/---

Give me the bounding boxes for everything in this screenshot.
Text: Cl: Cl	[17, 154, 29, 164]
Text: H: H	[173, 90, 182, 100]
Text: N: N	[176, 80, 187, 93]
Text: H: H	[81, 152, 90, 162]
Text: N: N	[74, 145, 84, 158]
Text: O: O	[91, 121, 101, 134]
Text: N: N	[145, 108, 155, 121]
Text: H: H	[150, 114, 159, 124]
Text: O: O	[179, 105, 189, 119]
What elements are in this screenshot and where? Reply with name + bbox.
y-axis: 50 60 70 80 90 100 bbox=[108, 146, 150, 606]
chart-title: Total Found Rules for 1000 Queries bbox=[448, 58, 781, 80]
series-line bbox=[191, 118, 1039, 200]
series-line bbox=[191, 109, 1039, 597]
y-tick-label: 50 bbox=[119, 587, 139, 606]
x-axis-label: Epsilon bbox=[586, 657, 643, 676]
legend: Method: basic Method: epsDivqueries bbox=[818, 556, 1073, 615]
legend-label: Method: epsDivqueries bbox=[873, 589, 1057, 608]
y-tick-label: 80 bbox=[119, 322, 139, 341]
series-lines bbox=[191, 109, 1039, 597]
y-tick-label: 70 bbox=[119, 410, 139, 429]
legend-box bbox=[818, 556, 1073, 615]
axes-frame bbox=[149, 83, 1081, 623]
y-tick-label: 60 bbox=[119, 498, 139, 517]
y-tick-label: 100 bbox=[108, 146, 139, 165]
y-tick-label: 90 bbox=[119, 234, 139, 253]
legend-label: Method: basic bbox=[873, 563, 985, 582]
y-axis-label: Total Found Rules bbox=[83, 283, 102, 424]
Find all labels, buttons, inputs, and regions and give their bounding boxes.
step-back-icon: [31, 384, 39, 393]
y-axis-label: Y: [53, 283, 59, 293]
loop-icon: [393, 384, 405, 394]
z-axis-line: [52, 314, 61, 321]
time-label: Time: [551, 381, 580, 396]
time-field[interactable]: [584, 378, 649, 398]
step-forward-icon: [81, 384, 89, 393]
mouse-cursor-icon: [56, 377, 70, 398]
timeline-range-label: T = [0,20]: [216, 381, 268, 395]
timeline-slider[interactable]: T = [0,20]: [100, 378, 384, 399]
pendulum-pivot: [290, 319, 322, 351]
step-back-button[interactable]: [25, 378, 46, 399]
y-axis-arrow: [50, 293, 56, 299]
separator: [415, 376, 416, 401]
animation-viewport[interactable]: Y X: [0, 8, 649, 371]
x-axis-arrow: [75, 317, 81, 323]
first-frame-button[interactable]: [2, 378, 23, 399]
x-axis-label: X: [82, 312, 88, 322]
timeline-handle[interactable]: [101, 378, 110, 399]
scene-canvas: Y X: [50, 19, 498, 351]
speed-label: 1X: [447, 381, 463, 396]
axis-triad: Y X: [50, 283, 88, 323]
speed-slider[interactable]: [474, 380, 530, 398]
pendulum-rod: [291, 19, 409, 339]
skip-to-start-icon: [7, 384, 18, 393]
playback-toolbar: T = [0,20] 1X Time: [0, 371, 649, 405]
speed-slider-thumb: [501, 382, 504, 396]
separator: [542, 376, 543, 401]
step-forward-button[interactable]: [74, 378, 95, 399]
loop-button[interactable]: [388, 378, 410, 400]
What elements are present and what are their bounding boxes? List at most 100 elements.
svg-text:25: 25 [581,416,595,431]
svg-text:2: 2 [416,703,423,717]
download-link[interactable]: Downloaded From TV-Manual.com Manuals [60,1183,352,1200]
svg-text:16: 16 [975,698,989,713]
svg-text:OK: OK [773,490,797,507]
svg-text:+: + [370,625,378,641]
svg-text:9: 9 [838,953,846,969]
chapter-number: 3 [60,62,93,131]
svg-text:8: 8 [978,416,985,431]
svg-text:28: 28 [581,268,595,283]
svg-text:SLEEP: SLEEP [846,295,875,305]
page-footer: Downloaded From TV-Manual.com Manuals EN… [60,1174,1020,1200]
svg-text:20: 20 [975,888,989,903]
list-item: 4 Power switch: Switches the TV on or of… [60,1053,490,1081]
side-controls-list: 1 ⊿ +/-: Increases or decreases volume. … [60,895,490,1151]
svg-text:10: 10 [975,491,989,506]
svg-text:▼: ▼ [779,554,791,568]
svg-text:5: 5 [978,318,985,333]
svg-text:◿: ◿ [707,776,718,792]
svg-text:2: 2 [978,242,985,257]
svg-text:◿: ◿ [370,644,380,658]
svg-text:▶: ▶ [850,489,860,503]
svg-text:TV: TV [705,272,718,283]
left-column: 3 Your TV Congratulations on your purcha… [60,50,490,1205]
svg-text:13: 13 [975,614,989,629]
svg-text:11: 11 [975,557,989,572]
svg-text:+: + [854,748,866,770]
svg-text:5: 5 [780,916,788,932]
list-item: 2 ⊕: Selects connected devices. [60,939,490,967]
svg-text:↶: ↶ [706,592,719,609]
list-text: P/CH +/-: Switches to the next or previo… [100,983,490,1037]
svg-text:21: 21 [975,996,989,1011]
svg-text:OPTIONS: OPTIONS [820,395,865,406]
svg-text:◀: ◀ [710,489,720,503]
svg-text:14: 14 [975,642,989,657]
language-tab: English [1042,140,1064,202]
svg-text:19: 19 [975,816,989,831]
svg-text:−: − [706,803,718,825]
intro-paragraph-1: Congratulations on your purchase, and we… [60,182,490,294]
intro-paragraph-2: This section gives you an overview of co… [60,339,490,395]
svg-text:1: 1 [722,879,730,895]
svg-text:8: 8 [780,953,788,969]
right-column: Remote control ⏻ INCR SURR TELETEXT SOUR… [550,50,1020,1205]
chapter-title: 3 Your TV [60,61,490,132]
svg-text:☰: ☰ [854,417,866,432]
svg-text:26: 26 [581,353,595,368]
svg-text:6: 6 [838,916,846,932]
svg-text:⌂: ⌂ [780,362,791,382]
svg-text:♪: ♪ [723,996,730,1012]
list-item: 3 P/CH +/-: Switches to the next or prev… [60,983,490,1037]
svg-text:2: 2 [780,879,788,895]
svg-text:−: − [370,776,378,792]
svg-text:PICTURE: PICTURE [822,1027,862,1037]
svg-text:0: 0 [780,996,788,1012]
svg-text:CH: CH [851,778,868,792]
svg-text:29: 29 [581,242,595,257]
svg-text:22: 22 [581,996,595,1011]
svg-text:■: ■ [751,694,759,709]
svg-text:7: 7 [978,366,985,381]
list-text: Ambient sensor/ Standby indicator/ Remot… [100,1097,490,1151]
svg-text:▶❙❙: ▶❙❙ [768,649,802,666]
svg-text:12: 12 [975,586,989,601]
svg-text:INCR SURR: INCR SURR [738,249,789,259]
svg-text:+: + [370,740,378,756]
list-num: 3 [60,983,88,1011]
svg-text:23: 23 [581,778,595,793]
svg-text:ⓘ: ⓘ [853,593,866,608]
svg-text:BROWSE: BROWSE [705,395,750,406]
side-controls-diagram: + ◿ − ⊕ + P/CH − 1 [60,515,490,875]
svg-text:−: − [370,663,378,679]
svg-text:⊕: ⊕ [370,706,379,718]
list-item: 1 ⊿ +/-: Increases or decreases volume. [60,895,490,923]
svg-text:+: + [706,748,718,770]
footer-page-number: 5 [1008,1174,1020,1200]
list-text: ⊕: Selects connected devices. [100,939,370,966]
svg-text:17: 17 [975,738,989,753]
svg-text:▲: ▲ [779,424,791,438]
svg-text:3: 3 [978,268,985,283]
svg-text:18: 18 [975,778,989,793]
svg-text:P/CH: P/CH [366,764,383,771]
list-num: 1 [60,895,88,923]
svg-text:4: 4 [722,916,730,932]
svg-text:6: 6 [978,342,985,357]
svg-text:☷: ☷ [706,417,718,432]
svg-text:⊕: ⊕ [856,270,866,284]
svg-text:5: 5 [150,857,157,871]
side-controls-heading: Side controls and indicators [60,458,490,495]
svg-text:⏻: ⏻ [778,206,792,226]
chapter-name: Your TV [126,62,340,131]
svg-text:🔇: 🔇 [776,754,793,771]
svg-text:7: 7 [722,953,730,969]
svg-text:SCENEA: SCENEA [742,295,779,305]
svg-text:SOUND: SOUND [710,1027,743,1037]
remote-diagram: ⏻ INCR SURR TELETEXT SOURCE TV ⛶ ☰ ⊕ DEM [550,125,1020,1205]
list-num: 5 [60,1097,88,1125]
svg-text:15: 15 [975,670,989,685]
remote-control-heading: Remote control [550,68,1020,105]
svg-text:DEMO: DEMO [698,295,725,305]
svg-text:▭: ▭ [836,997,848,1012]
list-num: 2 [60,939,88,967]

\---

● **Problem details**
Reproduce, word for word, the items from the very beginning through the line containing "121, 101, 134]", including that line.

● **Response**
Give me the bounding boxes for everything in this screenshot.
Text: Cl: Cl	[17, 154, 29, 164]
Text: H: H	[173, 90, 182, 100]
Text: N: N	[176, 80, 187, 93]
Text: H: H	[81, 152, 90, 162]
Text: N: N	[74, 145, 84, 158]
Text: O: O	[91, 121, 101, 134]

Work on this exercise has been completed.